**WHAT TO DO:** Repeat what the lines below say, word for word, and skip every image.

Part of a data file:
# # # #

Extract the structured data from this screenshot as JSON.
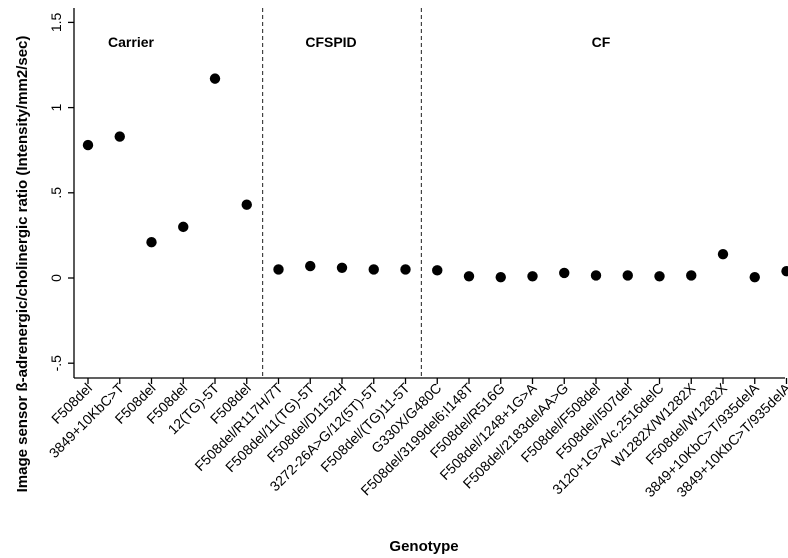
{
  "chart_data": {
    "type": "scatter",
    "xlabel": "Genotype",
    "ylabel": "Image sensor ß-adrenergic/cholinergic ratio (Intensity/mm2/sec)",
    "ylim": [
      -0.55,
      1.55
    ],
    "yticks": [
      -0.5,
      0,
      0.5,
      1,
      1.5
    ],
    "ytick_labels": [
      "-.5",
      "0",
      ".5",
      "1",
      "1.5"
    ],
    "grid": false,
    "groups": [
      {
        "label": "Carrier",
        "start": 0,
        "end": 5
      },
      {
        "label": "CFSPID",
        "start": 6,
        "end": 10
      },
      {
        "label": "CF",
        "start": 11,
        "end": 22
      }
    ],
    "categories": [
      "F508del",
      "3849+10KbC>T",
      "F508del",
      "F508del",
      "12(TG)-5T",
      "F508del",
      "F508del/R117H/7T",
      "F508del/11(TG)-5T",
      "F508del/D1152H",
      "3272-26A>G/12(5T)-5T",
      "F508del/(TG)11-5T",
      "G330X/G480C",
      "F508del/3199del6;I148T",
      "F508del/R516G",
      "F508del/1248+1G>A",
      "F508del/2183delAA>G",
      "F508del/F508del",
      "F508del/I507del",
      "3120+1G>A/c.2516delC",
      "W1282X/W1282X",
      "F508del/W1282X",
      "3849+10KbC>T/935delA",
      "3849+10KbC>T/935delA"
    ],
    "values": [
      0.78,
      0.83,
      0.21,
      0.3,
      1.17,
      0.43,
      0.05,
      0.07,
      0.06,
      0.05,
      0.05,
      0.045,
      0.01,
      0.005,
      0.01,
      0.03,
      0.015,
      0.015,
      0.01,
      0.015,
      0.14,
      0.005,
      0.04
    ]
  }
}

# # # #

**ANSWER IN FULL:**
Extract the structured data from this screenshot as JSON.
{
  "chart_data": {
    "type": "scatter",
    "xlabel": "Genotype",
    "ylabel": "Image sensor ß-adrenergic/cholinergic ratio (Intensity/mm2/sec)",
    "ylim": [
      -0.55,
      1.55
    ],
    "yticks": [
      -0.5,
      0,
      0.5,
      1,
      1.5
    ],
    "ytick_labels": [
      "-.5",
      "0",
      ".5",
      "1",
      "1.5"
    ],
    "grid": false,
    "groups": [
      {
        "label": "Carrier",
        "start": 0,
        "end": 5
      },
      {
        "label": "CFSPID",
        "start": 6,
        "end": 10
      },
      {
        "label": "CF",
        "start": 11,
        "end": 22
      }
    ],
    "categories": [
      "F508del",
      "3849+10KbC>T",
      "F508del",
      "F508del",
      "12(TG)-5T",
      "F508del",
      "F508del/R117H/7T",
      "F508del/11(TG)-5T",
      "F508del/D1152H",
      "3272-26A>G/12(5T)-5T",
      "F508del/(TG)11-5T",
      "G330X/G480C",
      "F508del/3199del6;I148T",
      "F508del/R516G",
      "F508del/1248+1G>A",
      "F508del/2183delAA>G",
      "F508del/F508del",
      "F508del/I507del",
      "3120+1G>A/c.2516delC",
      "W1282X/W1282X",
      "F508del/W1282X",
      "3849+10KbC>T/935delA",
      "3849+10KbC>T/935delA"
    ],
    "values": [
      0.78,
      0.83,
      0.21,
      0.3,
      1.17,
      0.43,
      0.05,
      0.07,
      0.06,
      0.05,
      0.05,
      0.045,
      0.01,
      0.005,
      0.01,
      0.03,
      0.015,
      0.015,
      0.01,
      0.015,
      0.14,
      0.005,
      0.04
    ]
  }
}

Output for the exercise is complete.